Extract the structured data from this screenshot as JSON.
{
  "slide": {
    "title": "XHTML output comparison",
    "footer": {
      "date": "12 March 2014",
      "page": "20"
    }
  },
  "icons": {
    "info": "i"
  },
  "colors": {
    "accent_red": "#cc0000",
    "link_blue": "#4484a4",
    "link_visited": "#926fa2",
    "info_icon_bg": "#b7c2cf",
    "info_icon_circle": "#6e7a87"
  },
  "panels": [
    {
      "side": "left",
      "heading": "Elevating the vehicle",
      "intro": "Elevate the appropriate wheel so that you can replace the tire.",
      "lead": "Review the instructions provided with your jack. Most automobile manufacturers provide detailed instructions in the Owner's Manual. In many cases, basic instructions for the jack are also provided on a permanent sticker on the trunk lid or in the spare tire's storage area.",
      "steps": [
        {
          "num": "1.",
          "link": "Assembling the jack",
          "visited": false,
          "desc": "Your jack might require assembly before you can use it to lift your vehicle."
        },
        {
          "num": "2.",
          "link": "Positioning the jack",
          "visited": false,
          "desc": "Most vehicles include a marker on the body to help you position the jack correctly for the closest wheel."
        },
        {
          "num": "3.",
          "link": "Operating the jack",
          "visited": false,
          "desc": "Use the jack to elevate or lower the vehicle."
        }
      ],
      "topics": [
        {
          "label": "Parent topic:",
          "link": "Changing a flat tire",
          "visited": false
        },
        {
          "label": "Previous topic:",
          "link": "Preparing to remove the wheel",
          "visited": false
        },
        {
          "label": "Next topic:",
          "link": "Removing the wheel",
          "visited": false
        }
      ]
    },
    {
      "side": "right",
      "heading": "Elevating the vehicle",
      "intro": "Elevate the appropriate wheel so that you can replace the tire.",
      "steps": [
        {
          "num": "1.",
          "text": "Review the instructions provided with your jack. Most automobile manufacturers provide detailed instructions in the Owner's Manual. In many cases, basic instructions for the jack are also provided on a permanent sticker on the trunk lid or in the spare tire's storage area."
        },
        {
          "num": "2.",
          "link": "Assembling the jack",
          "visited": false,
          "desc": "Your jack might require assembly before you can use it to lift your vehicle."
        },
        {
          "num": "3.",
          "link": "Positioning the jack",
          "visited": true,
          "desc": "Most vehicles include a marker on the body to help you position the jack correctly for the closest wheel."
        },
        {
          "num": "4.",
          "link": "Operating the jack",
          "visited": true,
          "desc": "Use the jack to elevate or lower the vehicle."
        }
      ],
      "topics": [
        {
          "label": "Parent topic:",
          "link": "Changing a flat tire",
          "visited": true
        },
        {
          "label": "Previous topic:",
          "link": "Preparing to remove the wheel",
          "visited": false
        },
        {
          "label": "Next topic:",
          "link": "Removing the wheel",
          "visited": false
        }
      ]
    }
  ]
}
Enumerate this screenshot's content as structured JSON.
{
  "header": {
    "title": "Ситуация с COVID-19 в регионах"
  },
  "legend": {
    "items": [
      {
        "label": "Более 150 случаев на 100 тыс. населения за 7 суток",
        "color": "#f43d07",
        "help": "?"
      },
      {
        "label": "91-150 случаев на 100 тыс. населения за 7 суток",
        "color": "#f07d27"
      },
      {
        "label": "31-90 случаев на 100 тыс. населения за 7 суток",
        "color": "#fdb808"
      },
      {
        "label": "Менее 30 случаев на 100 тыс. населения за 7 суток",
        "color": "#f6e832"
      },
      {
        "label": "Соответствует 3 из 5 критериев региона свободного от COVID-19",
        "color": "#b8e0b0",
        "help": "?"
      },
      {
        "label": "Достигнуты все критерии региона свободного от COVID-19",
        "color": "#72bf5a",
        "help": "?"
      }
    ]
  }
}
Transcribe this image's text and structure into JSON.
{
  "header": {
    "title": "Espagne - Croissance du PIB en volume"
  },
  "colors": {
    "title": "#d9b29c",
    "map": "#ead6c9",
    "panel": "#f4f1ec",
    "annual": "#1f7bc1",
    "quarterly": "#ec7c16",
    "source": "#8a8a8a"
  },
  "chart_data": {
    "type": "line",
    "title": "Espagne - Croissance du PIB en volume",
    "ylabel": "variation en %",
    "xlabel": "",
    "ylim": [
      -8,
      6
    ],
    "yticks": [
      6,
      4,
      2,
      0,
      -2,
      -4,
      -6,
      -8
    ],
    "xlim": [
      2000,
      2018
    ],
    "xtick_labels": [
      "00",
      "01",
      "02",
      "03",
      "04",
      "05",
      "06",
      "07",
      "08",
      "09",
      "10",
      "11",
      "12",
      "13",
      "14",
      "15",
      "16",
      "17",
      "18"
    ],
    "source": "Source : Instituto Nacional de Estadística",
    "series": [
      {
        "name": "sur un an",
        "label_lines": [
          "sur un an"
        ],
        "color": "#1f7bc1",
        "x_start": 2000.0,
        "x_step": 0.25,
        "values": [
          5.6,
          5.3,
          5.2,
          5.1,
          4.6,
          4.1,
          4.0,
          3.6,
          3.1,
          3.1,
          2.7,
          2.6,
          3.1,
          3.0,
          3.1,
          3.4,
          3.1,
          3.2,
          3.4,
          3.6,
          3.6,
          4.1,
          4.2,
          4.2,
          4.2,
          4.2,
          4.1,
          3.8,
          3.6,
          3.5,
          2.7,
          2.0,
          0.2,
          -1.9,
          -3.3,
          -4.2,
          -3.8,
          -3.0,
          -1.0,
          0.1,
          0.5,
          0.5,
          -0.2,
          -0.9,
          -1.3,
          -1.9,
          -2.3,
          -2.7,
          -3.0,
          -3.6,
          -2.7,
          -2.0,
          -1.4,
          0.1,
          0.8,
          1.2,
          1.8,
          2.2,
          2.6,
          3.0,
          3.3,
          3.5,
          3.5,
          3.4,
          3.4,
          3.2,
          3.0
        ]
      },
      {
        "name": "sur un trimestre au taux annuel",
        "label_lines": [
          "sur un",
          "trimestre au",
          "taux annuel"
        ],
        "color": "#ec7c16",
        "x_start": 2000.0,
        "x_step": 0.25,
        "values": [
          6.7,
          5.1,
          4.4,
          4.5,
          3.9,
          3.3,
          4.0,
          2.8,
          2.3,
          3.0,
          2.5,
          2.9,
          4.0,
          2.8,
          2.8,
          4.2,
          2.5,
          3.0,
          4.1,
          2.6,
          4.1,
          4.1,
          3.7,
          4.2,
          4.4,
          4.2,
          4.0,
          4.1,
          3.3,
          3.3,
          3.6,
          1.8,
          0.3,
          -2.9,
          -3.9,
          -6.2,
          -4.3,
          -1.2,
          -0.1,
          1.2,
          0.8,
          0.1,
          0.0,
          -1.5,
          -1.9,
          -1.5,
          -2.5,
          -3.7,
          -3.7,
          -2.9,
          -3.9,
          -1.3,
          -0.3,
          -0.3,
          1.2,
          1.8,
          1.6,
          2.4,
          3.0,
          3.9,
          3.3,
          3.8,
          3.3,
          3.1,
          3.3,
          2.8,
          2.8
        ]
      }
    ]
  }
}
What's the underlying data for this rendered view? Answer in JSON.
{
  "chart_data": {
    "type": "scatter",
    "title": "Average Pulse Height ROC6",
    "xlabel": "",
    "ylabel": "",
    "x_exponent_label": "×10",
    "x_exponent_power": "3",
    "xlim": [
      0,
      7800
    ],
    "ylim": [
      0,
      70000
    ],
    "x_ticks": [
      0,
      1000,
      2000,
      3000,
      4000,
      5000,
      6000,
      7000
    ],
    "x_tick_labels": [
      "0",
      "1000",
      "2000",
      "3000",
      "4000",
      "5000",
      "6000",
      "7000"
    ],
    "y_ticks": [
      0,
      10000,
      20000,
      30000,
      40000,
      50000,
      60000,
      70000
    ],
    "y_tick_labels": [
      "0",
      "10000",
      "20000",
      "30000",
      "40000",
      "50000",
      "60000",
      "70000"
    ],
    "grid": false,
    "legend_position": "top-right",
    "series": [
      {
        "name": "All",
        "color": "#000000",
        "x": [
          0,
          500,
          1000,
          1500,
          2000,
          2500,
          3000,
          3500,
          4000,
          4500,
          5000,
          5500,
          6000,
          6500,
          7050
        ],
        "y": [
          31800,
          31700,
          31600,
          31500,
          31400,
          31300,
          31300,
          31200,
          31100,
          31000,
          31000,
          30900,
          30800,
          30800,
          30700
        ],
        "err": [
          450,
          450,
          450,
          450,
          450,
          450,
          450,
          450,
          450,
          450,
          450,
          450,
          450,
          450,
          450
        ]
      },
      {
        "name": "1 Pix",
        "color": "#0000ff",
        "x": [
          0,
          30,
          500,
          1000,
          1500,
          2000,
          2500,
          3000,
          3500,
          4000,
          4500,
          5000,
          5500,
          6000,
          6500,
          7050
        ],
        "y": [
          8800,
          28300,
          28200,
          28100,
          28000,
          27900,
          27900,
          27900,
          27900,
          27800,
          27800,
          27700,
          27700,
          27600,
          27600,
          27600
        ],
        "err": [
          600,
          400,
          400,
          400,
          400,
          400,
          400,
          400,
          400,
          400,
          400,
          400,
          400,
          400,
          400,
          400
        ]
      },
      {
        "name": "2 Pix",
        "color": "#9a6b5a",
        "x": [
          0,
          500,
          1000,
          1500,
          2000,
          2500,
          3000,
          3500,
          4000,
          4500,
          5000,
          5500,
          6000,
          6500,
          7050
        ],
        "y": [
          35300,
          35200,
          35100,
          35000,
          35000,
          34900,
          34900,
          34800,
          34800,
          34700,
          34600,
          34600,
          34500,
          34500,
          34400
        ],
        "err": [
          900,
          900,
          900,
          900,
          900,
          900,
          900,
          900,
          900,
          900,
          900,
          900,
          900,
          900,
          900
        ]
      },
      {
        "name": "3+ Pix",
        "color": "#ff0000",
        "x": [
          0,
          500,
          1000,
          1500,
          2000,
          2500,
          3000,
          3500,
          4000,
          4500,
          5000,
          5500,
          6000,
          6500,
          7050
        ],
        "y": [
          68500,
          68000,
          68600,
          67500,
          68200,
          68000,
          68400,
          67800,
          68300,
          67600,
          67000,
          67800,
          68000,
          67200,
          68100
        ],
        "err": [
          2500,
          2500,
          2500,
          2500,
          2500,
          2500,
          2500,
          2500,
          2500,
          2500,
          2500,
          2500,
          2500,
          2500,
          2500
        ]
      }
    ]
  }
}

**Task description**
Extract lines where the string "name" occurs.

**Completed task**
        "name": "sur un an",
        "name": "sur un trimestre au taux annuel",
        "name": "All",
        "name": "1 Pix",
        "name": "2 Pix",
        "name": "3+ Pix",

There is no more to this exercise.